Check every line of the entries for "mention", and copy the lines that hold it.

[Records from a data collection]
________

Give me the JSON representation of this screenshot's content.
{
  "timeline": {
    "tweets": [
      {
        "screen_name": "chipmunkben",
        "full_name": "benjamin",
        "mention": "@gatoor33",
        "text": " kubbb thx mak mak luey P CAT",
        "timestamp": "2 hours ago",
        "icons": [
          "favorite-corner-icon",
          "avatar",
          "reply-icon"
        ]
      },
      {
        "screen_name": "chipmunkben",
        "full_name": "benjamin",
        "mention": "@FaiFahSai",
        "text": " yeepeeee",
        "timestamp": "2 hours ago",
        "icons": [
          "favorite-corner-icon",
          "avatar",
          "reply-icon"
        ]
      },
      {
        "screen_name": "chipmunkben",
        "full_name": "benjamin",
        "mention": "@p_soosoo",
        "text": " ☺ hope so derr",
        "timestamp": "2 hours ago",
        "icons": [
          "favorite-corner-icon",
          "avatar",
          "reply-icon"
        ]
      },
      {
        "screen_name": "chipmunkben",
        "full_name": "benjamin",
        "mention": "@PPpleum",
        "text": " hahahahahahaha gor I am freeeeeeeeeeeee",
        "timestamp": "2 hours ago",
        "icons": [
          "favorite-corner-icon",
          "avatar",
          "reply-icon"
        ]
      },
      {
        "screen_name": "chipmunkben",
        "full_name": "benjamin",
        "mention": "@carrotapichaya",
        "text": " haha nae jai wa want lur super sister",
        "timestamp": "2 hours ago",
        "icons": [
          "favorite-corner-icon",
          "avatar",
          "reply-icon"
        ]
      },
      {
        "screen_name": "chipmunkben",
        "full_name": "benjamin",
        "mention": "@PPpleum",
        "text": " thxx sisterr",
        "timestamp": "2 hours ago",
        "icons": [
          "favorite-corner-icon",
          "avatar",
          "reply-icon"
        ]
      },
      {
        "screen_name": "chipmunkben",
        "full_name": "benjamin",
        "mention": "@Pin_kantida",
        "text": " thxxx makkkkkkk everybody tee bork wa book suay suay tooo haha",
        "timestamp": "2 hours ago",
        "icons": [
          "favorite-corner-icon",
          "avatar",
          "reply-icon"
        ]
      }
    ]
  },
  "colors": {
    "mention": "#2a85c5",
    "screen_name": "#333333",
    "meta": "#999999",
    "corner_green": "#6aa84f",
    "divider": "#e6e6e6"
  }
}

________

### Exercise result
        "mention": "@gatoor33",
        "mention": "@FaiFahSai",
        "mention": "@p_soosoo",
        "mention": "@PPpleum",
        "mention": "@carrotapichaya",
        "mention": "@PPpleum",
        "mention": "@Pin_kantida",
    "mention": "#2a85c5",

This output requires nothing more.